* Begin Working data *

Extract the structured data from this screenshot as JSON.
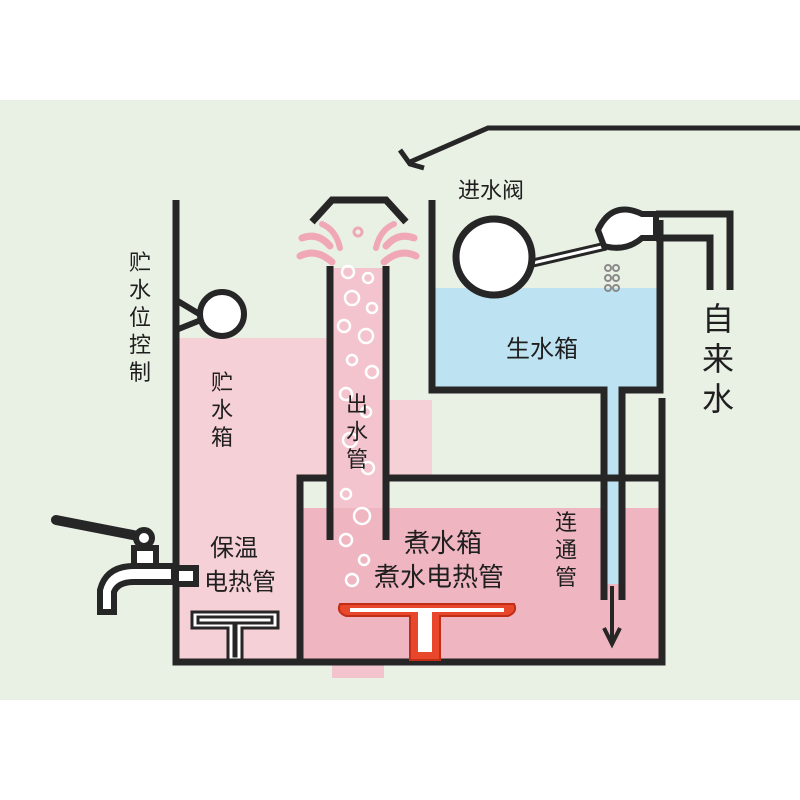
{
  "labels": {
    "inlet_valve": "进水阀",
    "level_control": "贮水位控制",
    "storage_tank": "贮水箱",
    "outlet_pipe": "出水管",
    "raw_tank": "生水箱",
    "tap_water": "自来水",
    "keep_warm_heater_1": "保温",
    "keep_warm_heater_2": "电热管",
    "boil_tank": "煮水箱",
    "boil_heater": "煮水电热管",
    "connect_pipe": "连通管"
  },
  "colors": {
    "background": "#e9f0e4",
    "line": "#262626",
    "storage_water": "#f6d0d7",
    "boil_water": "#efb6c1",
    "raw_water": "#bde2f1",
    "heater_active": "#e8472c",
    "heater_idle": "#ffffff",
    "bubble": "#ffffff"
  }
}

* End Working data *

Transcribe all entries above exactly. Drop the pictures.

Extract the structured data from this screenshot as JSON.
{
  "labels": {
    "inlet_valve": "进水阀",
    "level_control": "贮水位控制",
    "storage_tank": "贮水箱",
    "outlet_pipe": "出水管",
    "raw_tank": "生水箱",
    "tap_water": "自来水",
    "keep_warm_heater_1": "保温",
    "keep_warm_heater_2": "电热管",
    "boil_tank": "煮水箱",
    "boil_heater": "煮水电热管",
    "connect_pipe": "连通管"
  },
  "colors": {
    "background": "#e9f0e4",
    "line": "#262626",
    "storage_water": "#f6d0d7",
    "boil_water": "#efb6c1",
    "raw_water": "#bde2f1",
    "heater_active": "#e8472c",
    "heater_idle": "#ffffff",
    "bubble": "#ffffff"
  }
}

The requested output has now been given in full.